--- Extracts from a graphics dataset ---
►
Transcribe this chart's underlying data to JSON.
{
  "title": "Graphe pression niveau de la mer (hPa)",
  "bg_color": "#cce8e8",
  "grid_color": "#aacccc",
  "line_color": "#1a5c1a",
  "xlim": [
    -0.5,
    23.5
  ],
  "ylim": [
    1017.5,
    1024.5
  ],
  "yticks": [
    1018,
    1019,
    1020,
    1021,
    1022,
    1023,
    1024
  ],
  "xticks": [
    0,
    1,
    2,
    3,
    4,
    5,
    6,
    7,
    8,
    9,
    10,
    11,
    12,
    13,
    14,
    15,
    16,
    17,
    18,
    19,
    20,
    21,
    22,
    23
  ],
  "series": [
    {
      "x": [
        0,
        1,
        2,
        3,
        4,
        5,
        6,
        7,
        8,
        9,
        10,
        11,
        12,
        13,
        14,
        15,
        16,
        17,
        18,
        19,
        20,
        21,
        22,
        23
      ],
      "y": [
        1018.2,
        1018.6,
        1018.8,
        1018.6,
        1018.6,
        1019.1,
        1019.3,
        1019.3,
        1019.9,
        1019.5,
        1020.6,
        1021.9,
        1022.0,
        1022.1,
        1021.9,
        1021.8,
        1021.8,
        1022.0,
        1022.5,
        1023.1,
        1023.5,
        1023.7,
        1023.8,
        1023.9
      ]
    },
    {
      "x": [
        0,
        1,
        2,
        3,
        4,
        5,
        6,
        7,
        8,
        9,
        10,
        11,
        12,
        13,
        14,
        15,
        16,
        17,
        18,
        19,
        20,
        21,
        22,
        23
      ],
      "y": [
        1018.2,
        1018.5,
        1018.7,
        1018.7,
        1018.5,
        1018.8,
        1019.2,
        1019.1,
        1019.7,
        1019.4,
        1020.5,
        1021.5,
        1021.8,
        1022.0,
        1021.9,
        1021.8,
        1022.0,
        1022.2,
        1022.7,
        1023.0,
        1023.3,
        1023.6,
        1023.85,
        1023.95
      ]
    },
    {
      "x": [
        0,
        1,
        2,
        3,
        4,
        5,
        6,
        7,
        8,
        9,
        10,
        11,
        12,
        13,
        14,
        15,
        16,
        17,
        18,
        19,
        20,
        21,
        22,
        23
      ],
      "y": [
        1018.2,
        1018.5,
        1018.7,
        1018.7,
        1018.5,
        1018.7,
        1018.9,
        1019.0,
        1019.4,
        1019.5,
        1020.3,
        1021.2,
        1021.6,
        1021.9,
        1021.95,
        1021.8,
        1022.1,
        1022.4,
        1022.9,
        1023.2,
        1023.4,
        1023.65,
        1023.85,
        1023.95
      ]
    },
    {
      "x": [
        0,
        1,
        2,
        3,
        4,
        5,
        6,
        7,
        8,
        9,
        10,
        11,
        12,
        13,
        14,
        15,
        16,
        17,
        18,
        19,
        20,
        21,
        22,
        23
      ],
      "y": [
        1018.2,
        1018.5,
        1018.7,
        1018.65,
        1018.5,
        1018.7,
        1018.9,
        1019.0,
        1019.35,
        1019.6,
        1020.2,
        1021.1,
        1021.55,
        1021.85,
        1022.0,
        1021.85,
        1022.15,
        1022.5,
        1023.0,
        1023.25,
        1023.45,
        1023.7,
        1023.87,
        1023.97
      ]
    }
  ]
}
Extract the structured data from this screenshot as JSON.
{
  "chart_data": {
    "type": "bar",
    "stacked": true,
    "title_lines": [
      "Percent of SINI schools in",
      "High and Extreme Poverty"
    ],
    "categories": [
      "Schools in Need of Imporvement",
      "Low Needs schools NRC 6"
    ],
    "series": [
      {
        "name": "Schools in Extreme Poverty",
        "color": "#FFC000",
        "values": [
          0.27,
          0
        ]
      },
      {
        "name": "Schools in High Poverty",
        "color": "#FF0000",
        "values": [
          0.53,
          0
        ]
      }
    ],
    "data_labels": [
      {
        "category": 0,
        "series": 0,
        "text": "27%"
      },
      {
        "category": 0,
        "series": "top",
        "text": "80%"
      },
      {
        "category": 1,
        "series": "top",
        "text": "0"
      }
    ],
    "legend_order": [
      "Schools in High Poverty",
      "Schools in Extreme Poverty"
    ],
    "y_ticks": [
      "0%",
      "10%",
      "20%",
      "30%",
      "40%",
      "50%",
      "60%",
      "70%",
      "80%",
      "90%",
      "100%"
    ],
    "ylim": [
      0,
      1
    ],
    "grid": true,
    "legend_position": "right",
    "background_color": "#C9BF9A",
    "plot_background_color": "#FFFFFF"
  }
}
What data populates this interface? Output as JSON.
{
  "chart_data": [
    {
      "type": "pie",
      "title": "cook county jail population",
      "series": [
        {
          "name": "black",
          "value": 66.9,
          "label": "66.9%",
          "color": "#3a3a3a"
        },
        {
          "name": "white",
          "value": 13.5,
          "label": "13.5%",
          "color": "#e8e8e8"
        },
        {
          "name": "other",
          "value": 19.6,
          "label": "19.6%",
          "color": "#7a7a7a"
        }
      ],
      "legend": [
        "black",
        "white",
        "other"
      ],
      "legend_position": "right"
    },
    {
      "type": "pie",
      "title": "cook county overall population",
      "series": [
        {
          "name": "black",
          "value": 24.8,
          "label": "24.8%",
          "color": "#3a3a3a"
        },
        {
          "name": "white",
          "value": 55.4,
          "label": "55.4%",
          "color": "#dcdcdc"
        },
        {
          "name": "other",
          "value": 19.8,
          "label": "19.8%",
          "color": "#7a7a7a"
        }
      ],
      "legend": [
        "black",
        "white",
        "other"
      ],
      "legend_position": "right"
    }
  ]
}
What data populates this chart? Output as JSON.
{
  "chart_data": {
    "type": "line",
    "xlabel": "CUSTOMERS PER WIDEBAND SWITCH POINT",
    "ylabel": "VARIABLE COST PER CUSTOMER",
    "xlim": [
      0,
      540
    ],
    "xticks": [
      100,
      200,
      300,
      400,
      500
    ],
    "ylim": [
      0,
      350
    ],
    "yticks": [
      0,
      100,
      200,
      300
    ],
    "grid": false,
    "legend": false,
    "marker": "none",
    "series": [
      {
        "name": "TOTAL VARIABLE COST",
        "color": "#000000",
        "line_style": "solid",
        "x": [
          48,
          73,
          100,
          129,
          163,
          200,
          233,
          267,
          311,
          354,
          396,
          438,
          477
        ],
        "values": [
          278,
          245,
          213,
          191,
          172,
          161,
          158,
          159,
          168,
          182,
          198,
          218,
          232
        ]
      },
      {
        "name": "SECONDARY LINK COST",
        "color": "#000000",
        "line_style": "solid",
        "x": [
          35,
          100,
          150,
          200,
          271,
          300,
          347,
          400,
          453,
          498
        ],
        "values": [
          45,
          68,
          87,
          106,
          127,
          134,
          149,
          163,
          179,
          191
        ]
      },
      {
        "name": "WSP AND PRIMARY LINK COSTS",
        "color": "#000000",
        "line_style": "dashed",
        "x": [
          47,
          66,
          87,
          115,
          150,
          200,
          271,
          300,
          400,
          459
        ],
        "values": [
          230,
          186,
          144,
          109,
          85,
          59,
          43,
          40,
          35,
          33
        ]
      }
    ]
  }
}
◄
--- TASK ---
Identify the lines in the records above that contain the word "Poverty", then state how many there are and nothing more.

--- SOLUTION FOR THIS PROBLEM ---
5